TASK GOAL: Reproduce the records below in full and word for word, excluding pictures.
------ MATERIAL SUPPLIED ------
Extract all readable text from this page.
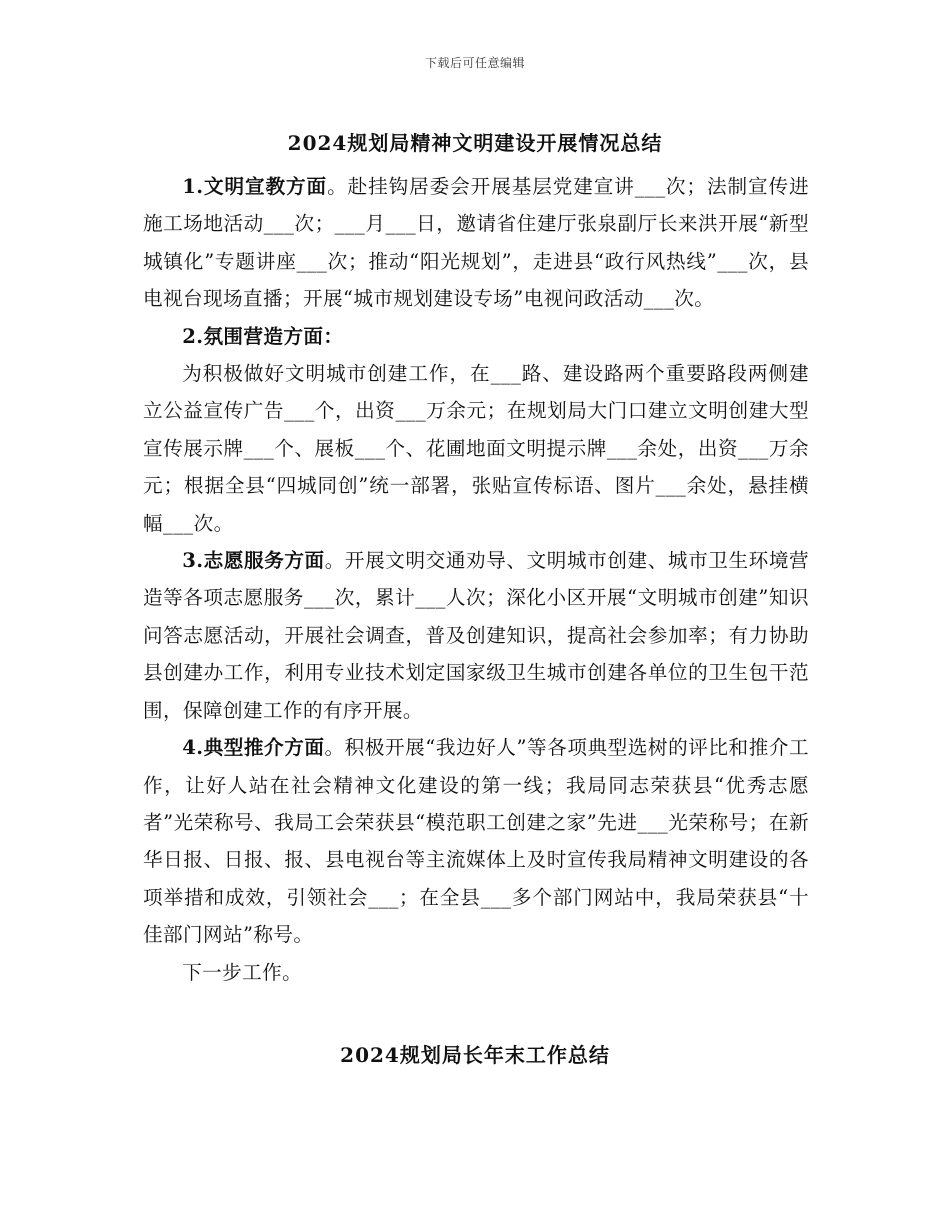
下载后可任意编辑
2024规划局精神文明建设开展情况总结

1.文明宣教方面。赴挂钩居委会开展基层党建宣讲___次；法制宣传进施工场地活动___次；___月___日，邀请省住建厅张泉副厅长来洪开展“新型城镇化”专题讲座___次；推动“阳光规划”，走进县“政行风热线”___次，县电视台现场直播；开展“城市规划建设专场”电视问政活动___次。

2.氛围营造方面：

为积极做好文明城市创建工作，在___路、建设路两个重要路段两侧建立公益宣传广告___个，出资___万余元；在规划局大门口建立文明创建大型宣传展示牌___个、展板___个、花圃地面文明提示牌___余处，出资___万余元；根据全县“四城同创”统一部署，张贴宣传标语、图片___余处，悬挂横幅___次。

3.志愿服务方面。开展文明交通劝导、文明城市创建、城市卫生环境营造等各项志愿服务___次，累计___人次；深化小区开展“文明城市创建”知识问答志愿活动，开展社会调查，普及创建知识，提高社会参加率；有力协助县创建办工作，利用专业技术划定国家级卫生城市创建各单位的卫生包干范围，保障创建工作的有序开展。

4.典型推介方面。积极开展“我边好人”等各项典型选树的评比和推介工作，让好人站在社会精神文化建设的第一线；我局同志荣获县“优秀志愿者”光荣称号、我局工会荣获县“模范职工创建之家”先进___光荣称号；在新华日报、日报、报、县电视台等主流媒体上及时宣传我局精神文明建设的各项举措和成效，引领社会___；在全县___多个部门网站中，我局荣获县“十佳部门网站”称号。

下一步工作。

2024规划局长年末工作总结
------
RESULT BELOW:
Extract all readable text from this page.
下载后可任意编辑
2024规划局精神文明建设开展情况总结

1.文明宣教方面。赴挂钩居委会开展基层党建宣讲___次；法制宣传进施工场地活动___次；___月___日，邀请省住建厅张泉副厅长来洪开展“新型城镇化”专题讲座___次；推动“阳光规划”，走进县“政行风热线”___次，县电视台现场直播；开展“城市规划建设专场”电视问政活动___次。

2.氛围营造方面：

为积极做好文明城市创建工作，在___路、建设路两个重要路段两侧建立公益宣传广告___个，出资___万余元；在规划局大门口建立文明创建大型宣传展示牌___个、展板___个、花圃地面文明提示牌___余处，出资___万余元；根据全县“四城同创”统一部署，张贴宣传标语、图片___余处，悬挂横幅___次。

3.志愿服务方面。开展文明交通劝导、文明城市创建、城市卫生环境营造等各项志愿服务___次，累计___人次；深化小区开展“文明城市创建”知识问答志愿活动，开展社会调查，普及创建知识，提高社会参加率；有力协助县创建办工作，利用专业技术划定国家级卫生城市创建各单位的卫生包干范围，保障创建工作的有序开展。

4.典型推介方面。积极开展“我边好人”等各项典型选树的评比和推介工作，让好人站在社会精神文化建设的第一线；我局同志荣获县“优秀志愿者”光荣称号、我局工会荣获县“模范职工创建之家”先进___光荣称号；在新华日报、日报、报、县电视台等主流媒体上及时宣传我局精神文明建设的各项举措和成效，引领社会___；在全县___多个部门网站中，我局荣获县“十佳部门网站”称号。

下一步工作。

2024规划局长年末工作总结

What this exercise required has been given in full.